LATIHAN 1: Menurut teks kutipan, surat apa yang sedang ditafsirkan Ibnu Abbas?

TEKS KUTIPAN:
——
Ibnu Jarir mengatakan, telah menceritakan kepada kami Al-Qasim, telah
menceritakan kepada kami Al-Husain, telah menceritakan kepada kami Hasyim, telah
menceritakan kepada kami Al-Awwam ibnu Hausyab, dari seorang Syekh dari kalangan
Bani Asad, dari Ibnu Abbas yang mengatakan bahwa ia menafsirkan surat An-Nur,
dan ketika sampai pada firman-Nya: Sesungguhnya orang-orang yang menuduh
wanita-wanita yang baik-baik, yang lengah lagi beriman (berbuat zina).
——
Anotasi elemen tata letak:
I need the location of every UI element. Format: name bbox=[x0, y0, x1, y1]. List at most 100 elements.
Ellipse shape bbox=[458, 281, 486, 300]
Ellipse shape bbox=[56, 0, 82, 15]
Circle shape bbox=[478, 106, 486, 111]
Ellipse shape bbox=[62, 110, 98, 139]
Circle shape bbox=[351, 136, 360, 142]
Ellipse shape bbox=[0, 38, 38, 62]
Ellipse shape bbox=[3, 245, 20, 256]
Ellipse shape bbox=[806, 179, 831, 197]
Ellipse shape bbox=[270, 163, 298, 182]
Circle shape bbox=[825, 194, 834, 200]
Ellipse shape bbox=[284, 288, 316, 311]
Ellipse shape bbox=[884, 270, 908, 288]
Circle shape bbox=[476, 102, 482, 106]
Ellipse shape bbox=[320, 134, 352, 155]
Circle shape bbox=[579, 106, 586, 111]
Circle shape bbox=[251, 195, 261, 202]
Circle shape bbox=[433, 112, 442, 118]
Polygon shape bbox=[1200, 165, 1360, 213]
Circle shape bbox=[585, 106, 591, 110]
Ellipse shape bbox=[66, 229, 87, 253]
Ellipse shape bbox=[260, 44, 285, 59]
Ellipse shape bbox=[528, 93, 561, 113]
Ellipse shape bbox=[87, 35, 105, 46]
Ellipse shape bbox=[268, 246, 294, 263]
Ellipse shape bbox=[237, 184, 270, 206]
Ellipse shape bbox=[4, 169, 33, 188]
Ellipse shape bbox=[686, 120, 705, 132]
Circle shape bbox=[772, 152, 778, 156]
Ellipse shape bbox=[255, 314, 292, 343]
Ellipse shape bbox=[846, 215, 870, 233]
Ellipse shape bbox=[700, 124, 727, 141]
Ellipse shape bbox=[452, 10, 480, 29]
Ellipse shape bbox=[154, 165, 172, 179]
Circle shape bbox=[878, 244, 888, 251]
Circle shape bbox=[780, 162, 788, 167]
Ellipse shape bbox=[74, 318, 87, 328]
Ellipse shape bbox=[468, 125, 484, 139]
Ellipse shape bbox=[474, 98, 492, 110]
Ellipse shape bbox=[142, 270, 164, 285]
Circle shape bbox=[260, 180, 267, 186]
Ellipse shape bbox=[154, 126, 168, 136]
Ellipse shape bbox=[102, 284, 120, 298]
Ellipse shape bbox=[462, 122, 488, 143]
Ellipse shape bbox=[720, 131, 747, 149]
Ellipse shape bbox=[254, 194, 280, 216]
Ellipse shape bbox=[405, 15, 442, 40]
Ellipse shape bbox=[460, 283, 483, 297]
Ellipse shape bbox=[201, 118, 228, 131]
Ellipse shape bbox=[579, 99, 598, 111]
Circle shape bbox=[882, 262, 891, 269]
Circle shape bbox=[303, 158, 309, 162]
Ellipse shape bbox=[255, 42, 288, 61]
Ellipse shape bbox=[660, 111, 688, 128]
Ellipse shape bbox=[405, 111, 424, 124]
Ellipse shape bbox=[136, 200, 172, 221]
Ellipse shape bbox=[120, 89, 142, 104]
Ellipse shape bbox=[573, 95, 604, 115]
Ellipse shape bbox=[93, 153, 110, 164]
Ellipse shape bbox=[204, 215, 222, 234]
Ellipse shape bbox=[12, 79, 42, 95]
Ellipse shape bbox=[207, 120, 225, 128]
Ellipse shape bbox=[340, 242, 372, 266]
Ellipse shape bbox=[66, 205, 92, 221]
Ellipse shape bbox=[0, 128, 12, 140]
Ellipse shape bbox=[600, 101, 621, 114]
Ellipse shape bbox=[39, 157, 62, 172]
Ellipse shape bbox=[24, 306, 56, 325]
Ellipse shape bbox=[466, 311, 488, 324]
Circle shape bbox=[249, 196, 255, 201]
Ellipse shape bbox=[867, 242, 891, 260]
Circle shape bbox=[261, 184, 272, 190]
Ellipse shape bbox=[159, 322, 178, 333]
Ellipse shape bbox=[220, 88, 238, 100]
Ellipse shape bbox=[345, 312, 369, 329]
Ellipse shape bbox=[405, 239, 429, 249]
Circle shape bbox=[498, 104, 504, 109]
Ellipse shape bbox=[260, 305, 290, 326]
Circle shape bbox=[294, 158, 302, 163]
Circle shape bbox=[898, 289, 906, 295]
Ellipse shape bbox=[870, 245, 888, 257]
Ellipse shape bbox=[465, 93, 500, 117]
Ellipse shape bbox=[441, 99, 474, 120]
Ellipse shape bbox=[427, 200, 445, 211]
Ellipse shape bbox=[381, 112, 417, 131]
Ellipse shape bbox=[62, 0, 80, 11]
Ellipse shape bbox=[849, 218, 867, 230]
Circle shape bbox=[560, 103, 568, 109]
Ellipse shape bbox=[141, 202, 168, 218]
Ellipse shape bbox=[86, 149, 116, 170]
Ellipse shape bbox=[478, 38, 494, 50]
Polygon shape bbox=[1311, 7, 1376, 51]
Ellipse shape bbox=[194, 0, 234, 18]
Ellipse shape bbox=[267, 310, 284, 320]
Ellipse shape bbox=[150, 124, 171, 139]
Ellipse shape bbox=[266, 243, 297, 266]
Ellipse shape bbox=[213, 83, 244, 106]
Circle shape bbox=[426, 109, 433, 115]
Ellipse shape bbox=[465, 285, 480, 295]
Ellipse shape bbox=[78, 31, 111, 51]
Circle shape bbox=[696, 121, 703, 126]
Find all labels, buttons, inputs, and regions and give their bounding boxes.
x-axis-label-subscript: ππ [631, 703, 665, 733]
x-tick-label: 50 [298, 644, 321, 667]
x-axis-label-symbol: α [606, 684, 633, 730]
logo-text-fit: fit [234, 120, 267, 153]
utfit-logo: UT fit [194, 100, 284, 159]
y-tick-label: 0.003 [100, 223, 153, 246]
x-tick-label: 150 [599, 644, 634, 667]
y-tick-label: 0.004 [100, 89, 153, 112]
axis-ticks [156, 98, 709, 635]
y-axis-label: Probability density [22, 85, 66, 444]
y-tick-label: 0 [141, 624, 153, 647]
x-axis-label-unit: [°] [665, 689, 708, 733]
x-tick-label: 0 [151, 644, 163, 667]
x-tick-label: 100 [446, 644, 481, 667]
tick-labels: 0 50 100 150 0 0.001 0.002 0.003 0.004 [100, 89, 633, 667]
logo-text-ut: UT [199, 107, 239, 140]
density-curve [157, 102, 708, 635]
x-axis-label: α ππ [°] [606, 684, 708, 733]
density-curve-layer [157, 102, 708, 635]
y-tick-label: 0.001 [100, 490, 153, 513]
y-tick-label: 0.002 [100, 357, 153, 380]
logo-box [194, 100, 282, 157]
——
LATIHAN 2: Tolong tulis ulang entri mulai dari baris pertama hingga baris yang memuat "Ellipse shape bbox=[405, 111, 424, 124]", termasuk baris itu, dengan mengganti "Circle" menjadi "Round" dan membiarkan bagian lain tetap sama.

PENYELESAIAN LENGKAP 1: Surat An-Nur.

PENYELESAIAN LENGKAP 2:
I need the location of every UI element. Format: name bbox=[x0, y0, x1, y1]. List at most 100 elements.
Ellipse shape bbox=[458, 281, 486, 300]
Ellipse shape bbox=[56, 0, 82, 15]
Round shape bbox=[478, 106, 486, 111]
Ellipse shape bbox=[62, 110, 98, 139]
Round shape bbox=[351, 136, 360, 142]
Ellipse shape bbox=[0, 38, 38, 62]
Ellipse shape bbox=[3, 245, 20, 256]
Ellipse shape bbox=[806, 179, 831, 197]
Ellipse shape bbox=[270, 163, 298, 182]
Round shape bbox=[825, 194, 834, 200]
Ellipse shape bbox=[284, 288, 316, 311]
Ellipse shape bbox=[884, 270, 908, 288]
Round shape bbox=[476, 102, 482, 106]
Ellipse shape bbox=[320, 134, 352, 155]
Round shape bbox=[579, 106, 586, 111]
Round shape bbox=[251, 195, 261, 202]
Round shape bbox=[433, 112, 442, 118]
Polygon shape bbox=[1200, 165, 1360, 213]
Round shape bbox=[585, 106, 591, 110]
Ellipse shape bbox=[66, 229, 87, 253]
Ellipse shape bbox=[260, 44, 285, 59]
Ellipse shape bbox=[528, 93, 561, 113]
Ellipse shape bbox=[87, 35, 105, 46]
Ellipse shape bbox=[268, 246, 294, 263]
Ellipse shape bbox=[237, 184, 270, 206]
Ellipse shape bbox=[4, 169, 33, 188]
Ellipse shape bbox=[686, 120, 705, 132]
Round shape bbox=[772, 152, 778, 156]
Ellipse shape bbox=[255, 314, 292, 343]
Ellipse shape bbox=[846, 215, 870, 233]
Ellipse shape bbox=[700, 124, 727, 141]
Ellipse shape bbox=[452, 10, 480, 29]
Ellipse shape bbox=[154, 165, 172, 179]
Round shape bbox=[878, 244, 888, 251]
Round shape bbox=[780, 162, 788, 167]
Ellipse shape bbox=[74, 318, 87, 328]
Ellipse shape bbox=[468, 125, 484, 139]
Ellipse shape bbox=[474, 98, 492, 110]
Ellipse shape bbox=[142, 270, 164, 285]
Round shape bbox=[260, 180, 267, 186]
Ellipse shape bbox=[154, 126, 168, 136]
Ellipse shape bbox=[102, 284, 120, 298]
Ellipse shape bbox=[462, 122, 488, 143]
Ellipse shape bbox=[720, 131, 747, 149]
Ellipse shape bbox=[254, 194, 280, 216]
Ellipse shape bbox=[405, 15, 442, 40]
Ellipse shape bbox=[460, 283, 483, 297]
Ellipse shape bbox=[201, 118, 228, 131]
Ellipse shape bbox=[579, 99, 598, 111]
Round shape bbox=[882, 262, 891, 269]
Round shape bbox=[303, 158, 309, 162]
Ellipse shape bbox=[255, 42, 288, 61]
Ellipse shape bbox=[660, 111, 688, 128]
Ellipse shape bbox=[405, 111, 424, 124]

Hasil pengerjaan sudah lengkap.